Work instructions:
A. Using the text below comparing SimplePie with MagpieRSS, answer the following:
(i) In what month and year was the last stable release of MagpieRSS?
(ii) Under what license is MagpieRSS distributed?
(iii) In how many separate files does MagpieRSS come?
B. From the text below comparing SimplePie with MagpieRSS, write out the passage between "MagpieRSS has no" and "Magpie 2.0-alpha-alpha-alpha does.", inclusive.

We've spent a tremendous amount of time trying to make SimplePie the best software in its field. Feed syndication is also significantly more complex than some people seem to understand.
There are a variety of competing products out there, but we'll just focus on the ones that we hear the most about.
MagpieRSS
Most frequently, we get compared to the current market leader: MagpieRSS. MagpieRSS came around about 2 years before SimplePie, and was far and away the best thing at the time (for PHP). Ryan has also exchanged emails with Kellan (of MagpieRSS) two or three times in the past, and he seems like a nice enough guy. Nothing here is intended to reflect poorly on him, however, if you pit MagpieRSS against SimplePie, SimplePie has a number of distinct advantages:
- SimplePie is being actively developed.
The most recent development release of MagpieRSS was 2.0-alpha-alpha-alpha back in October 2006. The last stable release was in November 2005. - SimplePie doesn't require you to understand the XML guts.
MagpieRSS offers you ONLY a data array based on the guts. - SimplePie fully supports AND normalizes all documented versions of RSS, and all popular versions of Atom.
MagpieRSS has very limited Atom support, and doesn't do much normalizing. - SimplePie can correctly parse Tim Bray's Atom 1.0 feed.
MagpieRSS doesn't come close. - SimplePie has a well-trafficked support forum, public SVN repository, and a TON of unit tests.
Does ANYONE know what's going on with MagpieRSS? - SimplePie sanitizes the content of the feed to ensure safety against malicious feeds.
MagpieRSS doesn't implement any kind of data sanitization. - SimplePie has a less restrictive license than MagpieRSS.
MagpieRSS is licensed under the GPL which is more restrictive than SimplePie's BSD licensing. - SimplePie is contained in a single file for easier portability.
MagpieRSS comes in 4 separate files making it harder to move around without issues. - SimplePie supports the detection and embedding of audio and video podcasts including the popular Media RSS and iTunes RSS elements.
MagpieRSS has no explicit enclosure support. - SimplePie supports per-feed settings.
The current MagpieRSS release version does not. Magpie 2.0-alpha-alpha-alpha does.

Given records:

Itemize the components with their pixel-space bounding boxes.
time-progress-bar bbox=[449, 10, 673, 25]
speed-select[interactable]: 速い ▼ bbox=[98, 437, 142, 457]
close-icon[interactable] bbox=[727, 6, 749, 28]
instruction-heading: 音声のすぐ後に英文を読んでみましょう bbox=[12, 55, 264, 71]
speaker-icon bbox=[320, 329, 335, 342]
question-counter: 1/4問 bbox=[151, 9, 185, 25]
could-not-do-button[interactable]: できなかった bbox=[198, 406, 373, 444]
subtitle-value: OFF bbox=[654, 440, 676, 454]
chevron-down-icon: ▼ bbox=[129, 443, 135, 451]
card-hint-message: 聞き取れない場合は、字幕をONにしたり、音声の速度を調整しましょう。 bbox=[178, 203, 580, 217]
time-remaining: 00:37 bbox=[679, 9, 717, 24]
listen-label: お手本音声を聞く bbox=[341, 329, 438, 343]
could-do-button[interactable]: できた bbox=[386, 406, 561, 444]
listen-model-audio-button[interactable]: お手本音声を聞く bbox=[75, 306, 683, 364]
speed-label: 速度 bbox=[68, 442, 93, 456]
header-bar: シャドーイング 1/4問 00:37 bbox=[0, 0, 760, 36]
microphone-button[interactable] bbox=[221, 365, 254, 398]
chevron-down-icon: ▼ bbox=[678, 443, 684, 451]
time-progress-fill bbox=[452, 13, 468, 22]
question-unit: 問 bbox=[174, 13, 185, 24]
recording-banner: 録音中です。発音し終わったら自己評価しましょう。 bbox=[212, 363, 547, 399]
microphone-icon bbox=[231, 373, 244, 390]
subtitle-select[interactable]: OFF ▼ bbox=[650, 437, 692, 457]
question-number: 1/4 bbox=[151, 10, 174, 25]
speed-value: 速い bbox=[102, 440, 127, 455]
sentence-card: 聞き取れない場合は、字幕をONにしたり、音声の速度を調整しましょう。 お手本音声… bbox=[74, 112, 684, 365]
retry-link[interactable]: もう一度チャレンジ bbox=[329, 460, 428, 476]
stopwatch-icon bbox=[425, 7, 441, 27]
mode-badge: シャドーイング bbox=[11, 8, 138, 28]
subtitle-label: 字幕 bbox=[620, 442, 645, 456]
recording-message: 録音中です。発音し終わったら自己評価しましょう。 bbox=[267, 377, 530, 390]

Written answers:
A.
(i) November 2005
(ii) The GPL
(iii) 4

B.
MagpieRSS has no explicit enclosure support. - SimplePie supports per-feed settings.
The current MagpieRSS release version does not. Magpie 2.0-alpha-alpha-alpha does.